* Begin Supplied information *
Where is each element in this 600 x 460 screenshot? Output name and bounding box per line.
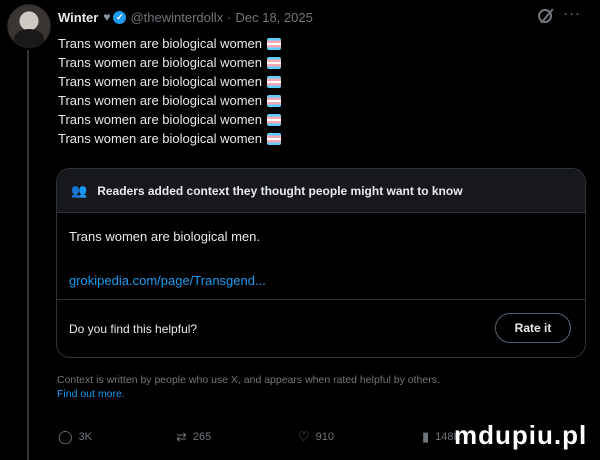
community-note-link[interactable]: grokipedia.com/page/Transgend... [69,273,266,288]
author-name[interactable]: Winter [58,10,98,25]
verified-badge-icon: ✓ [113,10,127,24]
tweet-line: Trans women are biological women [58,53,458,72]
reply-count: 3K [78,431,93,443]
rate-it-button[interactable]: Rate it [495,313,571,343]
helpful-question: Do you find this helpful? [69,322,198,336]
transgender-flag-icon [267,75,282,88]
tweet-text: Trans women are biological women Trans w… [58,34,458,148]
heart-icon: ♥ [103,10,111,24]
transgender-flag-icon [267,37,282,50]
like-count: 910 [315,431,335,443]
tweet-header: Winter ♥ ✓ @thewinterdollx · Dec 18, 202… [58,8,578,26]
tweet-line: Trans women are biological women [58,129,458,148]
community-note-title: Readers added context they thought peopl… [97,183,463,198]
context-disclaimer: Context is written by people who use X, … [57,373,577,401]
separator-dot: · [227,9,232,25]
author-handle[interactable]: @thewinterdollx [130,10,223,25]
find-out-more-link[interactable]: Find out more. [57,387,577,401]
tweet-line: Trans women are biological women [58,34,458,53]
transgender-flag-icon [267,132,282,145]
repost-count: 265 [192,431,212,443]
tweet-line: Trans women are biological women [58,91,458,110]
views-chart-icon: ▮ [422,429,430,444]
avatar[interactable] [7,4,51,48]
repost-icon: ⇄ [176,429,187,444]
tweet-line: Trans women are biological women [58,110,458,129]
more-options-icon[interactable]: ··· [563,5,581,22]
repost-button[interactable]: ⇄ 265 [176,429,211,445]
transgender-flag-icon [267,113,282,126]
watermark: mdupiu.pl [454,420,588,450]
reply-button[interactable]: ◯ 3K [58,429,92,445]
reply-icon: ◯ [58,429,73,444]
like-button[interactable]: ♡ 910 [298,429,334,445]
thread-line [27,50,29,460]
community-note-header: 👥 Readers added context they thought peo… [57,169,585,213]
transgender-flag-icon [267,56,282,69]
divider [57,299,585,300]
community-note-body: Trans women are biological men. [69,229,260,244]
heart-icon: ♡ [298,429,310,444]
post-date[interactable]: Dec 18, 2025 [235,10,312,25]
grok-icon[interactable] [538,9,552,23]
transgender-flag-icon [267,94,282,107]
disclaimer-text: Context is written by people who use X, … [57,374,440,386]
tweet-line: Trans women are biological women [58,72,458,91]
people-icon: 👥 [71,182,88,198]
community-note: 👥 Readers added context they thought peo… [56,168,586,358]
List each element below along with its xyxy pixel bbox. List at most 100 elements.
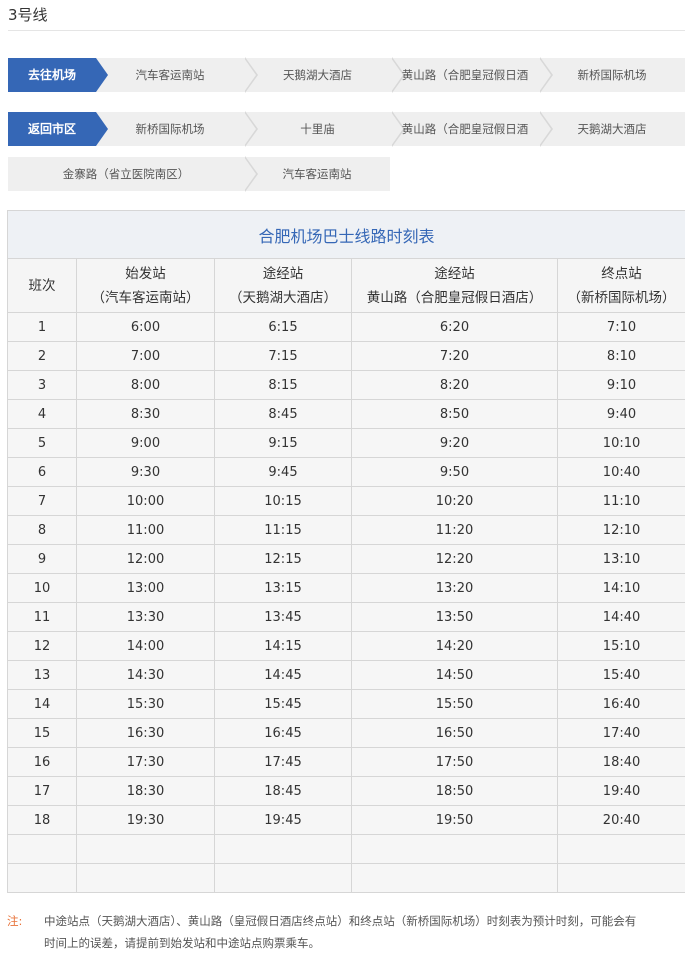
table-cell: 14:40	[556, 602, 685, 632]
table-cell-empty	[556, 863, 685, 893]
table-cell: 8:45	[214, 399, 352, 429]
table-row: 15 16:30 16:45 16:50 17:40	[7, 718, 685, 748]
table-cell: 17	[7, 776, 77, 806]
table-cell: 9:30	[76, 457, 215, 487]
table-cell: 14:30	[76, 660, 215, 690]
table-cell: 14:00	[76, 631, 215, 661]
table-cell: 14:10	[556, 573, 685, 603]
table-row: 4 8:30 8:45 8:50 9:40	[7, 399, 685, 429]
timetable: 合肥机场巴士线路时刻表 班次 始发站 （汽车客运南站） 途经站 （天鹅湖大酒店） 途…	[6, 210, 685, 893]
table-cell: 13:20	[351, 573, 558, 603]
table-cell: 6:20	[351, 312, 558, 342]
table-cell: 20:40	[556, 805, 685, 835]
route-stop: 汽车客运南站	[244, 157, 390, 191]
route-stop: 十里庙	[244, 111, 405, 147]
table-cell: 7	[7, 486, 77, 516]
table-cell: 8:10	[556, 341, 685, 371]
table-cell: 13:45	[214, 602, 352, 632]
table-cell: 13:10	[556, 544, 685, 574]
table-cell-empty	[214, 834, 352, 864]
note-label: 注:	[7, 914, 23, 928]
table-cell: 19:50	[351, 805, 558, 835]
direction-tab-to-city[interactable]: 返回市区	[8, 112, 108, 146]
table-cell: 12:00	[76, 544, 215, 574]
table-cell: 6:15	[214, 312, 352, 342]
table-cell: 15:40	[556, 660, 685, 690]
table-cell: 10	[7, 573, 77, 603]
table-cell-empty	[76, 863, 215, 893]
table-cell: 17:30	[76, 747, 215, 777]
table-cell: 19:30	[76, 805, 215, 835]
table-cell: 12:20	[351, 544, 558, 574]
table-cell: 8	[7, 515, 77, 545]
table-cell: 7:10	[556, 312, 685, 342]
table-cell: 14:50	[351, 660, 558, 690]
timetable-title: 合肥机场巴士线路时刻表	[6, 210, 685, 259]
table-cell: 15	[7, 718, 77, 748]
table-row: 17 18:30 18:45 18:50 19:40	[7, 776, 685, 806]
table-cell: 13:15	[214, 573, 352, 603]
table-cell: 6:00	[76, 312, 215, 342]
table-row: 8 11:00 11:15 11:20 12:10	[7, 515, 685, 545]
table-cell: 9:45	[214, 457, 352, 487]
table-cell: 16:50	[351, 718, 558, 748]
table-row: 9 12:00 12:15 12:20 13:10	[7, 544, 685, 574]
table-row: 12 14:00 14:15 14:20 15:10	[7, 631, 685, 661]
table-cell: 3	[7, 370, 77, 400]
table-cell: 10:00	[76, 486, 215, 516]
table-cell: 14:20	[351, 631, 558, 661]
table-cell: 9:00	[76, 428, 215, 458]
table-cell: 18:30	[76, 776, 215, 806]
route-stop: 新桥国际机场	[539, 58, 685, 92]
table-cell: 15:30	[76, 689, 215, 719]
table-cell: 7:20	[351, 341, 558, 371]
route-stop: 汽车客运南站	[96, 57, 258, 93]
table-cell: 16:45	[214, 718, 352, 748]
table-cell: 10:20	[351, 486, 558, 516]
header-via-1: 途经站 （天鹅湖大酒店）	[214, 258, 352, 313]
timetable-header-row: 班次 始发站 （汽车客运南站） 途经站 （天鹅湖大酒店） 途经站 黄山路（合肥皇冠假日…	[7, 258, 685, 313]
table-cell: 18:40	[556, 747, 685, 777]
table-cell: 10:10	[556, 428, 685, 458]
table-cell-empty	[556, 834, 685, 864]
table-cell-empty	[351, 834, 558, 864]
table-cell: 6	[7, 457, 77, 487]
table-cell: 9:15	[214, 428, 352, 458]
direction-tab-to-airport[interactable]: 去往机场	[8, 58, 108, 92]
table-row: 18 19:30 19:45 19:50 20:40	[7, 805, 685, 835]
table-row: 6 9:30 9:45 9:50 10:40	[7, 457, 685, 487]
table-cell: 16	[7, 747, 77, 777]
table-cell: 18:45	[214, 776, 352, 806]
route-stop: 天鹅湖大酒店	[539, 112, 685, 146]
table-cell: 13	[7, 660, 77, 690]
route-stop: 黄山路（合肥皇冠假日酒	[391, 111, 553, 147]
table-cell: 5	[7, 428, 77, 458]
table-row: 1 6:00 6:15 6:20 7:10	[7, 312, 685, 342]
table-cell: 13:50	[351, 602, 558, 632]
table-cell: 15:10	[556, 631, 685, 661]
table-cell: 11:10	[556, 486, 685, 516]
table-cell: 4	[7, 399, 77, 429]
table-cell: 11	[7, 602, 77, 632]
table-row: 10 13:00 13:15 13:20 14:10	[7, 573, 685, 603]
table-cell: 9:40	[556, 399, 685, 429]
table-cell-empty	[7, 834, 77, 864]
header-terminal: 终点站 （新桥国际机场）	[556, 258, 685, 313]
table-cell: 12	[7, 631, 77, 661]
table-cell: 19:40	[556, 776, 685, 806]
table-cell-empty	[214, 863, 352, 893]
table-cell: 14	[7, 689, 77, 719]
table-row: 7 10:00 10:15 10:20 11:10	[7, 486, 685, 516]
table-row: 13 14:30 14:45 14:50 15:40	[7, 660, 685, 690]
table-cell: 13:00	[76, 573, 215, 603]
table-cell: 18	[7, 805, 77, 835]
table-cell: 12:15	[214, 544, 352, 574]
header-trip: 班次	[7, 258, 77, 313]
table-row: 3 8:00 8:15 8:20 9:10	[7, 370, 685, 400]
table-cell: 16:40	[556, 689, 685, 719]
table-cell: 7:15	[214, 341, 352, 371]
table-row: 11 13:30 13:45 13:50 14:40	[7, 602, 685, 632]
table-cell: 9:50	[351, 457, 558, 487]
table-cell: 18:50	[351, 776, 558, 806]
table-cell: 2	[7, 341, 77, 371]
* End Supplied information *
§ Instructions to follow:
Locate each line in the rows above that contains the string "disclaimer", and copy those lines.

§ Complete output:
context-disclaimer: Context is written by people who use X, … [57,373,577,401]
disclaimer-text: Context is written by people who use X, … [57,374,440,386]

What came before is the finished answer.